**Stored entries:**
====================

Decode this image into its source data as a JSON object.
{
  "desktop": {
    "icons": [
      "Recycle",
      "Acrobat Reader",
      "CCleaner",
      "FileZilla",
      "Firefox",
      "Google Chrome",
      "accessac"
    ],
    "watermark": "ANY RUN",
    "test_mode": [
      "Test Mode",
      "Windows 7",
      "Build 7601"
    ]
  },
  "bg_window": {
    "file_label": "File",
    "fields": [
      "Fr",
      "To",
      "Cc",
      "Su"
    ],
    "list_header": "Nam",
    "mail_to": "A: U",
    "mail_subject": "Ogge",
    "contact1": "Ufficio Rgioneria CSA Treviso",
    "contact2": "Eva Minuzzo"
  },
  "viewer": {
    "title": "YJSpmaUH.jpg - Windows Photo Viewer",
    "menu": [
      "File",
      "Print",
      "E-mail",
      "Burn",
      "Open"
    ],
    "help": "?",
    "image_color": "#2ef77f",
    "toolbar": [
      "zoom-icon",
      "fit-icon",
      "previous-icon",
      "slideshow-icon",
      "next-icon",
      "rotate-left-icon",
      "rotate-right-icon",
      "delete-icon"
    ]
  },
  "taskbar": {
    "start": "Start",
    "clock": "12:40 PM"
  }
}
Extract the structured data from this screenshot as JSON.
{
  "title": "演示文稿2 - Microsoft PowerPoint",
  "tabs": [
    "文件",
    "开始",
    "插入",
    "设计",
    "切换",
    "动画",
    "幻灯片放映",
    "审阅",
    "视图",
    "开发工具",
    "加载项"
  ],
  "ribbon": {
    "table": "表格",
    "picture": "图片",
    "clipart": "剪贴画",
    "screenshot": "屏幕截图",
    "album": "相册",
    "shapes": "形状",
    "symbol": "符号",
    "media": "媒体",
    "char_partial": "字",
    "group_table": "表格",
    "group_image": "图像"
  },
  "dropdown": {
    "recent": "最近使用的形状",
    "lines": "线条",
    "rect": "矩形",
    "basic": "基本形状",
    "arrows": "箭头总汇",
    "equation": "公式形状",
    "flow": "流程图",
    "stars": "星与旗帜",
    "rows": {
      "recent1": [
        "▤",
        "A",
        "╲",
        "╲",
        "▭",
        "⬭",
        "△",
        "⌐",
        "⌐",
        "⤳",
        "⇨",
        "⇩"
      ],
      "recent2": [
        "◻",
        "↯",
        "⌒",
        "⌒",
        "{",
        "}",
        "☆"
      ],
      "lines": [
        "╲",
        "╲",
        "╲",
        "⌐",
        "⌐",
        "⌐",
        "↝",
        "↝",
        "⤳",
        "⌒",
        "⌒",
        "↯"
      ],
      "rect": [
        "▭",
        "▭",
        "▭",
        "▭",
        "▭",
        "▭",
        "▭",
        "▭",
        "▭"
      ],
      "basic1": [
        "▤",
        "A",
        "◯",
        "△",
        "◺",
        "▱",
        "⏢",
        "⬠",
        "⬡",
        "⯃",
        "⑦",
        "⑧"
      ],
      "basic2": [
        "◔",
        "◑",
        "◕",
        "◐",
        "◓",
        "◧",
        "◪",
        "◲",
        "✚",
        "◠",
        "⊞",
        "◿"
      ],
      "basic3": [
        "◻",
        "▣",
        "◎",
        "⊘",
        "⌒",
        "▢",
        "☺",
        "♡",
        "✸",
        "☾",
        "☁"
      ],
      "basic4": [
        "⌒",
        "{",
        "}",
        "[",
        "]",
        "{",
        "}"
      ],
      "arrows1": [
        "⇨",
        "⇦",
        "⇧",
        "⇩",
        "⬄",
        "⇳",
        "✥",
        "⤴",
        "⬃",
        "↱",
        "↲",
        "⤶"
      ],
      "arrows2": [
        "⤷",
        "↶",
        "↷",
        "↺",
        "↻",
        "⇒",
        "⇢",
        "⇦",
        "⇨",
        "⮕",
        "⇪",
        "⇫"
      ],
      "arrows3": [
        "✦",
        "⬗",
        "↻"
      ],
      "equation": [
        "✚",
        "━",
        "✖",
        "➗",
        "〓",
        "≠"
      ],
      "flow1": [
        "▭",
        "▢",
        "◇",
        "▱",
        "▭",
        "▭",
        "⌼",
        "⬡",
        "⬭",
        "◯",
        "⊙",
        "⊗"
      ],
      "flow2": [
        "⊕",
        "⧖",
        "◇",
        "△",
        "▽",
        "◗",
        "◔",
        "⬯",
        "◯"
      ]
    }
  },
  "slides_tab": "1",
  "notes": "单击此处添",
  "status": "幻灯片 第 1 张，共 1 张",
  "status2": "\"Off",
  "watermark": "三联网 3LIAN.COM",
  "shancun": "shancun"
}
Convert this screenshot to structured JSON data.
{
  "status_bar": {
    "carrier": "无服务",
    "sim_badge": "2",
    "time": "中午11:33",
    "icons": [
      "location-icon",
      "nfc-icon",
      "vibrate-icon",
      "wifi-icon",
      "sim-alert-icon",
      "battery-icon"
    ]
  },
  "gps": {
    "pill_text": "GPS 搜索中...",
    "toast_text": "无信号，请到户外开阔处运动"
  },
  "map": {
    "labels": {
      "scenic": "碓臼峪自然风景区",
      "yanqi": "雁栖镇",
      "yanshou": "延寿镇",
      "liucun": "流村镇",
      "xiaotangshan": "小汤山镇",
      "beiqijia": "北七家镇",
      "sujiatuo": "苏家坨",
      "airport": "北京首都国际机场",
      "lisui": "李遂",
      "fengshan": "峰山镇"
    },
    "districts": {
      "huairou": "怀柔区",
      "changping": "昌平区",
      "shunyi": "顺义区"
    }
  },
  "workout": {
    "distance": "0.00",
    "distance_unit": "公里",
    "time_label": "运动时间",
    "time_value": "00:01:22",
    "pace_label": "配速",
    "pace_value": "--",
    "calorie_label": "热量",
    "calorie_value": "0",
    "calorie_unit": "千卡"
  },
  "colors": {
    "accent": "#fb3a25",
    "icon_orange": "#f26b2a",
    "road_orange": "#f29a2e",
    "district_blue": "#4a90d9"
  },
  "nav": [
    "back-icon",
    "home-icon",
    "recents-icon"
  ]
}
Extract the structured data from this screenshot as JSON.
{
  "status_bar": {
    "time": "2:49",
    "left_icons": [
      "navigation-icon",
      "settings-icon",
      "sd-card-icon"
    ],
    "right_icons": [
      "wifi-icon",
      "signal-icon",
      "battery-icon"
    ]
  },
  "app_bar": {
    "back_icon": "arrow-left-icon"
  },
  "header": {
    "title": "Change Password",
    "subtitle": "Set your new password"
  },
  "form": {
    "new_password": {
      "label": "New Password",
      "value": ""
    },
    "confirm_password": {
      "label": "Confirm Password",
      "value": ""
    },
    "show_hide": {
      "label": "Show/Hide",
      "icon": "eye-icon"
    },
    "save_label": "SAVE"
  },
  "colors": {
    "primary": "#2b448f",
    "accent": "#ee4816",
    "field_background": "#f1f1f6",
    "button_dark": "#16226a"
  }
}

====================

Of the lines in the records, determine how many contain the word "Windows", and report that number alone.

2